● **Work instructions**: Turn the data from the line with "For 56 of the" up to and including the line with "menu-header[interactable]: Configuration bbox=[0, 316, 166, 340]" into a JSON list of strings, one string per line, leaving out blank lines.

● **Data for processing**:
=-=-=-=-=

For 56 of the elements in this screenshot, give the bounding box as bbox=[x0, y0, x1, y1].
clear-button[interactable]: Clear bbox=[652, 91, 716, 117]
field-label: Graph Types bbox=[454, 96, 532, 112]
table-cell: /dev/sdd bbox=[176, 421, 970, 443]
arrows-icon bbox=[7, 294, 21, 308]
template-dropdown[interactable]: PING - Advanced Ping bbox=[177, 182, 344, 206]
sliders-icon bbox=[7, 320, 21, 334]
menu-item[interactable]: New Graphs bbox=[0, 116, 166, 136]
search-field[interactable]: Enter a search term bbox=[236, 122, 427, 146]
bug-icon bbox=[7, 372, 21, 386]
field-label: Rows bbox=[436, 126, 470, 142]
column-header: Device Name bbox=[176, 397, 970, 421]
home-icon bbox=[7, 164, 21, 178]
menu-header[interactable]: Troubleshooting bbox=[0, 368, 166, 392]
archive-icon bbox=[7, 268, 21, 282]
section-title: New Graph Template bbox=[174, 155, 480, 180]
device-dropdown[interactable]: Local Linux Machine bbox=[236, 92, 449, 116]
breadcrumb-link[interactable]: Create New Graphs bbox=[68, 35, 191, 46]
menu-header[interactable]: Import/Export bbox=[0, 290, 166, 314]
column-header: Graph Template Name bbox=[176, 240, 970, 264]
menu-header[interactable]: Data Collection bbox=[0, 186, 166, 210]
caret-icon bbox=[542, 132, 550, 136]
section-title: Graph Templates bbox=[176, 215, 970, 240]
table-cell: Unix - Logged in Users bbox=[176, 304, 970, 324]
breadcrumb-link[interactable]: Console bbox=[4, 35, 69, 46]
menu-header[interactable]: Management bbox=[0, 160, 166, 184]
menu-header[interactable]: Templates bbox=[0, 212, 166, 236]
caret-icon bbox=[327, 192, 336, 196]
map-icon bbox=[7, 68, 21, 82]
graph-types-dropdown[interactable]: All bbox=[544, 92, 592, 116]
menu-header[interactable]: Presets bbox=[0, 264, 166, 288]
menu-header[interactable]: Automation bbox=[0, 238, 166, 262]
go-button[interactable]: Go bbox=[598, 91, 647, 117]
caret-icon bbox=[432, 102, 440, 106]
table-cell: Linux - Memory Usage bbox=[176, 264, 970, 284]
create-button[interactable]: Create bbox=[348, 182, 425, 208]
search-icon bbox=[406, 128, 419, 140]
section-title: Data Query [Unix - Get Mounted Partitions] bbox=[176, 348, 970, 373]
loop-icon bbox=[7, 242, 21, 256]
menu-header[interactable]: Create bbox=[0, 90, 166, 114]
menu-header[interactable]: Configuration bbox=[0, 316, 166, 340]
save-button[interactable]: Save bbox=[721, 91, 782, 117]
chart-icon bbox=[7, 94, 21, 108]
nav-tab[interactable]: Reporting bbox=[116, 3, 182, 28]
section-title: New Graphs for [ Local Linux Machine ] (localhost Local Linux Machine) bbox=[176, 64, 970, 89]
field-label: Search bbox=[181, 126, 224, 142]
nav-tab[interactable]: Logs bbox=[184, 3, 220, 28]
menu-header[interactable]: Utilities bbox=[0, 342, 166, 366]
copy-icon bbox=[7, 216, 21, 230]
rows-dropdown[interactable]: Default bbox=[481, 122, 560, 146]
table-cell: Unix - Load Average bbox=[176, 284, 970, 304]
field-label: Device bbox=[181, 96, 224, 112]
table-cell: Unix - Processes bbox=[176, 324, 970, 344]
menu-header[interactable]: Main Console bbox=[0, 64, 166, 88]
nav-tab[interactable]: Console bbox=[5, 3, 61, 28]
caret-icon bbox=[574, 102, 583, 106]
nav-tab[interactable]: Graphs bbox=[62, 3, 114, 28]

=-=-=-=-=

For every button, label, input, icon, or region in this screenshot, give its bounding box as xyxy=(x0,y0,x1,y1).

=-=-=-=-=

● **Completed exercise**:
[
  "For 56 of the elements in this screenshot, give the bounding box as bbox=[x0, y0, x1, y1].",
  "clear-button[interactable]: Clear bbox=[652, 91, 716, 117]",
  "field-label: Graph Types bbox=[454, 96, 532, 112]",
  "table-cell: /dev/sdd bbox=[176, 421, 970, 443]",
  "arrows-icon bbox=[7, 294, 21, 308]",
  "template-dropdown[interactable]: PING - Advanced Ping bbox=[177, 182, 344, 206]",
  "sliders-icon bbox=[7, 320, 21, 334]",
  "menu-item[interactable]: New Graphs bbox=[0, 116, 166, 136]",
  "search-field[interactable]: Enter a search term bbox=[236, 122, 427, 146]",
  "bug-icon bbox=[7, 372, 21, 386]",
  "field-label: Rows bbox=[436, 126, 470, 142]",
  "column-header: Device Name bbox=[176, 397, 970, 421]",
  "home-icon bbox=[7, 164, 21, 178]",
  "menu-header[interactable]: Troubleshooting bbox=[0, 368, 166, 392]",
  "archive-icon bbox=[7, 268, 21, 282]",
  "section-title: New Graph Template bbox=[174, 155, 480, 180]",
  "device-dropdown[interactable]: Local Linux Machine bbox=[236, 92, 449, 116]",
  "breadcrumb-link[interactable]: Create New Graphs bbox=[68, 35, 191, 46]",
  "menu-header[interactable]: Import/Export bbox=[0, 290, 166, 314]",
  "column-header: Graph Template Name bbox=[176, 240, 970, 264]",
  "menu-header[interactable]: Data Collection bbox=[0, 186, 166, 210]",
  "caret-icon bbox=[542, 132, 550, 136]",
  "section-title: Graph Templates bbox=[176, 215, 970, 240]",
  "table-cell: Unix - Logged in Users bbox=[176, 304, 970, 324]",
  "breadcrumb-link[interactable]: Console bbox=[4, 35, 69, 46]",
  "menu-header[interactable]: Management bbox=[0, 160, 166, 184]",
  "menu-header[interactable]: Templates bbox=[0, 212, 166, 236]",
  "caret-icon bbox=[327, 192, 336, 196]",
  "map-icon bbox=[7, 68, 21, 82]",
  "graph-types-dropdown[interactable]: All bbox=[544, 92, 592, 116]",
  "menu-header[interactable]: Presets bbox=[0, 264, 166, 288]",
  "menu-header[interactable]: Automation bbox=[0, 238, 166, 262]",
  "go-button[interactable]: Go bbox=[598, 91, 647, 117]",
  "caret-icon bbox=[432, 102, 440, 106]",
  "table-cell: Linux - Memory Usage bbox=[176, 264, 970, 284]",
  "create-button[interactable]: Create bbox=[348, 182, 425, 208]",
  "search-icon bbox=[406, 128, 419, 140]",
  "section-title: Data Query [Unix - Get Mounted Partitions] bbox=[176, 348, 970, 373]",
  "loop-icon bbox=[7, 242, 21, 256]",
  "menu-header[interactable]: Create bbox=[0, 90, 166, 114]",
  "menu-header[interactable]: Configuration bbox=[0, 316, 166, 340]"
]